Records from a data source
_ _ _ _ _ _ _
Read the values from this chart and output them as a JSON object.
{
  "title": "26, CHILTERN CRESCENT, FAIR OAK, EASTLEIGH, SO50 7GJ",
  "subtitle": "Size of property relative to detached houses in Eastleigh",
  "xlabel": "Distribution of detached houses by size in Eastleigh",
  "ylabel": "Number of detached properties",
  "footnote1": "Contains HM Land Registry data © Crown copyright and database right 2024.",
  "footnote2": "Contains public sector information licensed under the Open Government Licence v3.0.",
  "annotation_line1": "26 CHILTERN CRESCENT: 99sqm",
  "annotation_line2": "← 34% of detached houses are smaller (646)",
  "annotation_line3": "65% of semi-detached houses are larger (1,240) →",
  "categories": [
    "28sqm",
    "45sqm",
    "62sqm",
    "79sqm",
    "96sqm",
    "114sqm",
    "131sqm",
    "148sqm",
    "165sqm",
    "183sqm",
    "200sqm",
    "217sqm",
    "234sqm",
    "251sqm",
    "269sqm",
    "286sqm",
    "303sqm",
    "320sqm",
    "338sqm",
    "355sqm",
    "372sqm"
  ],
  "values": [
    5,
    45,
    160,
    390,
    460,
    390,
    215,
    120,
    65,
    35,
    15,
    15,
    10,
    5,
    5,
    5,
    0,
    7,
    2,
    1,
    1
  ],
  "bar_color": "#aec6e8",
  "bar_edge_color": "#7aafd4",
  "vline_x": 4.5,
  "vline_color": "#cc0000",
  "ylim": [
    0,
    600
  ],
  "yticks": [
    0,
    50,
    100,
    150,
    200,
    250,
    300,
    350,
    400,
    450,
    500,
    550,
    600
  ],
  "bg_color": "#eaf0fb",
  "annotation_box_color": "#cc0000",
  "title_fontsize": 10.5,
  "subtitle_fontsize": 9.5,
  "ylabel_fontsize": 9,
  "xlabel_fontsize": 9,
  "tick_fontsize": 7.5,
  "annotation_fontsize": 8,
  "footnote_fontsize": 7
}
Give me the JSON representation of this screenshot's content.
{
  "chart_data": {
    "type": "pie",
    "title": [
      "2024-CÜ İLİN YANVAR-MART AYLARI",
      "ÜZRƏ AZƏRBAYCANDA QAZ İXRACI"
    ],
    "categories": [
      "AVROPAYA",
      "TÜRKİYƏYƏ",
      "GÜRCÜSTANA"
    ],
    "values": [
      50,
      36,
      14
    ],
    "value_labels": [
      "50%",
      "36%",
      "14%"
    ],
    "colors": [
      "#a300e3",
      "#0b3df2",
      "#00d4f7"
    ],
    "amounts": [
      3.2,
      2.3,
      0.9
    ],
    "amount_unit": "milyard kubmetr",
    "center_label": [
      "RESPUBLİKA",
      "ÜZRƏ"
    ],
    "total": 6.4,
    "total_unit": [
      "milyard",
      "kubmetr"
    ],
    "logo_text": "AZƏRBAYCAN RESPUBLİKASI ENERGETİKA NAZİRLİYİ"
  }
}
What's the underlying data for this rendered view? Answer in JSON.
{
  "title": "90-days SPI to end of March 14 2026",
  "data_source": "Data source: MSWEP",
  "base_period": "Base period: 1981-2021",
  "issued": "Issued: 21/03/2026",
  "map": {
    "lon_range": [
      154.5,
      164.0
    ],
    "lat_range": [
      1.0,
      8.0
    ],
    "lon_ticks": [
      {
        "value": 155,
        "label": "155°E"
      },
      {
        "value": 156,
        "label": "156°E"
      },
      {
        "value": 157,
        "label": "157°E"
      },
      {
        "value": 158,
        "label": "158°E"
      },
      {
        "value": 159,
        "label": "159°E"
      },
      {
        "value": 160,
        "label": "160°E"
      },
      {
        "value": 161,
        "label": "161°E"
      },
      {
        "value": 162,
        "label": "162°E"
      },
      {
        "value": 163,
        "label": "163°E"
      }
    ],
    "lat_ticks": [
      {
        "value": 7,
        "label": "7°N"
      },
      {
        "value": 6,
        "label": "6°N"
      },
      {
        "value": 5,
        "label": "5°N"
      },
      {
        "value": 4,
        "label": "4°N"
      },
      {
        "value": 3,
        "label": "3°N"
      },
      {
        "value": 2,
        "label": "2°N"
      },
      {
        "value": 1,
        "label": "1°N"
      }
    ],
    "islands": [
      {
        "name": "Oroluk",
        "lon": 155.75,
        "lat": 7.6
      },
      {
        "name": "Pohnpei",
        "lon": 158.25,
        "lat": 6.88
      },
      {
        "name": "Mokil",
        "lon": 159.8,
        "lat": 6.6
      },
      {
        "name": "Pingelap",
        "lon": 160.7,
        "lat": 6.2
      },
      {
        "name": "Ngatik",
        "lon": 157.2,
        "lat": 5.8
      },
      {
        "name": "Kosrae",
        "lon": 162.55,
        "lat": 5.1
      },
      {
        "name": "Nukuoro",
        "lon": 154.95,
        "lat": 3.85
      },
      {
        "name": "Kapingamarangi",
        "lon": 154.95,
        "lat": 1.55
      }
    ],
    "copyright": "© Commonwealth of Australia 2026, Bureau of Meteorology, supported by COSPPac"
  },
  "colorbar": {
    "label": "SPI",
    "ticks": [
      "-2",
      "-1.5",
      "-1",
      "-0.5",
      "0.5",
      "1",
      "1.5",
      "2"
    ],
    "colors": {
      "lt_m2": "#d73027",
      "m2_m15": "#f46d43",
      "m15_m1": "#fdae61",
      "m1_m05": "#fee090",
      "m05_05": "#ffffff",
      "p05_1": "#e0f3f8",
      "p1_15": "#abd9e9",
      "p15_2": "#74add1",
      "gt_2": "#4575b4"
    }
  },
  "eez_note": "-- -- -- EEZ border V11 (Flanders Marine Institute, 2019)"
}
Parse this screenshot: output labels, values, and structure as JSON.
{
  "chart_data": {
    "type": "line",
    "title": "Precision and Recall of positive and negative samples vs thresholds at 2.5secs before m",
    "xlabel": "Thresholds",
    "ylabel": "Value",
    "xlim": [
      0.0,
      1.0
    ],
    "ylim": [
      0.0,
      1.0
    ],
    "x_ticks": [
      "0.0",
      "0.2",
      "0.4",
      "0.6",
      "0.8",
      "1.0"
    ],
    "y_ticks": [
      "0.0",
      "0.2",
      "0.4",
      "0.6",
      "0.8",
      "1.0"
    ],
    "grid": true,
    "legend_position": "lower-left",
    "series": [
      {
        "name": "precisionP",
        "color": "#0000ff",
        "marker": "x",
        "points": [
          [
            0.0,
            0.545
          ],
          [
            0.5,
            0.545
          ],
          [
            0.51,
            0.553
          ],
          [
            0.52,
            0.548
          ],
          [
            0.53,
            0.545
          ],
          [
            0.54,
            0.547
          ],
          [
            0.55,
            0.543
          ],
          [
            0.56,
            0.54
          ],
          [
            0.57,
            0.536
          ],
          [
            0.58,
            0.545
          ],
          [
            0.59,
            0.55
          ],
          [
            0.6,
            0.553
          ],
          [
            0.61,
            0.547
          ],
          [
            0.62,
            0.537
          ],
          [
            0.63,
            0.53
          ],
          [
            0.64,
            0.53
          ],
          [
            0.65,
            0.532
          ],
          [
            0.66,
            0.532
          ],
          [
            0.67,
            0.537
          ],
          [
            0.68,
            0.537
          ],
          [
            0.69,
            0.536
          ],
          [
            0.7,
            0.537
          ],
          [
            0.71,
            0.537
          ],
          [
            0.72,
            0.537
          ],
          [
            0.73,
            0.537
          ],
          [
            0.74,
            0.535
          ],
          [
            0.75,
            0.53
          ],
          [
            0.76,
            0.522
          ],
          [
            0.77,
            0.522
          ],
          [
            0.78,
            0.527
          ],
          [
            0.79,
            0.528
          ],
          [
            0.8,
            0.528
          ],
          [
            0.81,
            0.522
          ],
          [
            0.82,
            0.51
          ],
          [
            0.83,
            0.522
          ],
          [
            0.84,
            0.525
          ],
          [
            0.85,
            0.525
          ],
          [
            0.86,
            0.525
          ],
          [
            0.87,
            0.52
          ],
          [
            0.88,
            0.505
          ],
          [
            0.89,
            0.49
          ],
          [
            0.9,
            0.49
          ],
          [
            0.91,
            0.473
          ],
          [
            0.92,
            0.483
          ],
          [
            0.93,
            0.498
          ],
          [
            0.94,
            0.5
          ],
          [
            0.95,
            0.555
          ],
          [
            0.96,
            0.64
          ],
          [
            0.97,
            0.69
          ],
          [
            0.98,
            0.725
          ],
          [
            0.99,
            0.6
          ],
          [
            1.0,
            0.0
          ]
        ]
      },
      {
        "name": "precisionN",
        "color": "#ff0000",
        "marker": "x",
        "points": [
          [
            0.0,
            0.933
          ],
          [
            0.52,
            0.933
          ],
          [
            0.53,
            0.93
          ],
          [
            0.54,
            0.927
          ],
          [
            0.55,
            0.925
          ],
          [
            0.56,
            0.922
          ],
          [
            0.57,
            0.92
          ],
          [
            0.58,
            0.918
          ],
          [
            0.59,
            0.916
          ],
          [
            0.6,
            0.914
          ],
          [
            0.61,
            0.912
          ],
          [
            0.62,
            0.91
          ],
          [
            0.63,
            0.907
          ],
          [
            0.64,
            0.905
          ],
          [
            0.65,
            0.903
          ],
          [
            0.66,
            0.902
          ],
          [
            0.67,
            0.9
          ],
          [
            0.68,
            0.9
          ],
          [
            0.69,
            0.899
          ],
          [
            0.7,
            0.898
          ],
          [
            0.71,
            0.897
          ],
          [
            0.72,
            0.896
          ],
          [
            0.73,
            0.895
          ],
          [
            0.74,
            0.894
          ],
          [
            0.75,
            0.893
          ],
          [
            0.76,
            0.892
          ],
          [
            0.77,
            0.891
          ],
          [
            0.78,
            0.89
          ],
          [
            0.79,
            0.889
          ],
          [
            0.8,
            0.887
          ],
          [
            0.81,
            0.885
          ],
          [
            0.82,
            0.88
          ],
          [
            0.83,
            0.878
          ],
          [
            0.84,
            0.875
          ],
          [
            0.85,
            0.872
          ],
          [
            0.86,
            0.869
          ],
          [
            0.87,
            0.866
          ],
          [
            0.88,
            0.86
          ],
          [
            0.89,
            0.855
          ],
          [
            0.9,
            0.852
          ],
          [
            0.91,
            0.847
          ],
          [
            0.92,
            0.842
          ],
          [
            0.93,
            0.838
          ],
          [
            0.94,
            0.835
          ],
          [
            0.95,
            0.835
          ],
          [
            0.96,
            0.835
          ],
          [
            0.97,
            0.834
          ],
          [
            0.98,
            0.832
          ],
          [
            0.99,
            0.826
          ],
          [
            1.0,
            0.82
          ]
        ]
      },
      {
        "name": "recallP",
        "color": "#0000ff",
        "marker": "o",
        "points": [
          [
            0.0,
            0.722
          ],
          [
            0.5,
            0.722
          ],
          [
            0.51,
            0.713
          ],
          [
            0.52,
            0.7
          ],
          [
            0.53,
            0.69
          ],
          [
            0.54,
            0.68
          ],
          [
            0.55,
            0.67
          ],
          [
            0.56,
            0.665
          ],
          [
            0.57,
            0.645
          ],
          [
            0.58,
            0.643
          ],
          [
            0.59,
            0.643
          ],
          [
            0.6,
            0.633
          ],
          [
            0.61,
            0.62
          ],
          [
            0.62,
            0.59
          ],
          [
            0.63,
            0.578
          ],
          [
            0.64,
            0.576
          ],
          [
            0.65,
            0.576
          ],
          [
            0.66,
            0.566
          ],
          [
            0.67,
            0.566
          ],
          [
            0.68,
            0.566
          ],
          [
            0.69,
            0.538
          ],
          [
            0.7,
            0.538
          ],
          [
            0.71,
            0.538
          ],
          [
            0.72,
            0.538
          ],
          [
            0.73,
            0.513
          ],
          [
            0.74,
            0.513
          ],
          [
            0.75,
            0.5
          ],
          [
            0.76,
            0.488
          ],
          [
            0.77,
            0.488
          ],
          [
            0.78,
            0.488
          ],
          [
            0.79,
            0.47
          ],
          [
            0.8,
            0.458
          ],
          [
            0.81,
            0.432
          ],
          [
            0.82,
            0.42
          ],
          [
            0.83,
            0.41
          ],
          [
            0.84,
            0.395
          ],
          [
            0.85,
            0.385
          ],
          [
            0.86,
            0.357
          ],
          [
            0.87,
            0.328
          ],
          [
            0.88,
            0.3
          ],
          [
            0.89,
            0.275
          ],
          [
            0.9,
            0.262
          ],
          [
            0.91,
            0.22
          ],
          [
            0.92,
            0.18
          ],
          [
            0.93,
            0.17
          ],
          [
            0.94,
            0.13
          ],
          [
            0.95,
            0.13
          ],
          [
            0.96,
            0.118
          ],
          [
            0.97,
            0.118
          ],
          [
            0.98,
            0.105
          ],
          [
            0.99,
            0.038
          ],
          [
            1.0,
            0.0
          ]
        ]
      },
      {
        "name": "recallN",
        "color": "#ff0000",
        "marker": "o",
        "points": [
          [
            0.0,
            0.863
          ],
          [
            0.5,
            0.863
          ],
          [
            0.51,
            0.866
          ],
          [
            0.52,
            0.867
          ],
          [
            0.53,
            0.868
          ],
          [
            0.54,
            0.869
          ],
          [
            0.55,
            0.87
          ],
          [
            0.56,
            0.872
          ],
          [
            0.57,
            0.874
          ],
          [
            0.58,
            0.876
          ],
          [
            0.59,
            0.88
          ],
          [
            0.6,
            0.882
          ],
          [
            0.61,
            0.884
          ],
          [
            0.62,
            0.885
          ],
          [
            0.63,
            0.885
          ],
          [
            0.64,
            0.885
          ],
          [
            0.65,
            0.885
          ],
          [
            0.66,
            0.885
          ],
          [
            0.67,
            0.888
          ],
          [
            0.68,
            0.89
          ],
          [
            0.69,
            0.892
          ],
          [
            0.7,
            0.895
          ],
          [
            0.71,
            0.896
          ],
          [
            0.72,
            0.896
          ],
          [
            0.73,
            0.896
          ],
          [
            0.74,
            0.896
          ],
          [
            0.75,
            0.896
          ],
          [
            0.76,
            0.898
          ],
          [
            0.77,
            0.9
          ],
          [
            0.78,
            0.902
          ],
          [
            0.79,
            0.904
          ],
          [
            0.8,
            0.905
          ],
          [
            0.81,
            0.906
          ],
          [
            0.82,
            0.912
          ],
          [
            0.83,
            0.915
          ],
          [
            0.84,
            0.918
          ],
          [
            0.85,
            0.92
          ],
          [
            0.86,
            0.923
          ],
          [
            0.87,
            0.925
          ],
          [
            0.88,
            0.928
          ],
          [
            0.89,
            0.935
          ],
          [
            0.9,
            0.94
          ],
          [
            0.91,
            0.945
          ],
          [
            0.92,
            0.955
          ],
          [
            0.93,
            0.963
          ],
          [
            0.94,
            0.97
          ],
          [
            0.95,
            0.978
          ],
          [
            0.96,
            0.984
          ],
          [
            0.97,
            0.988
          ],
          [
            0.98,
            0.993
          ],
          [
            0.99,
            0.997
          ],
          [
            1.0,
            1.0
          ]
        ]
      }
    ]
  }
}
_ _ _ _ _ _ _
YOUR TASK:
Pull out each line of the entries that contains "output".

COMPLETE RESPONSE:
Read the values from this chart and output them as a JSON object.
Parse this screenshot: output labels, values, and structure as JSON.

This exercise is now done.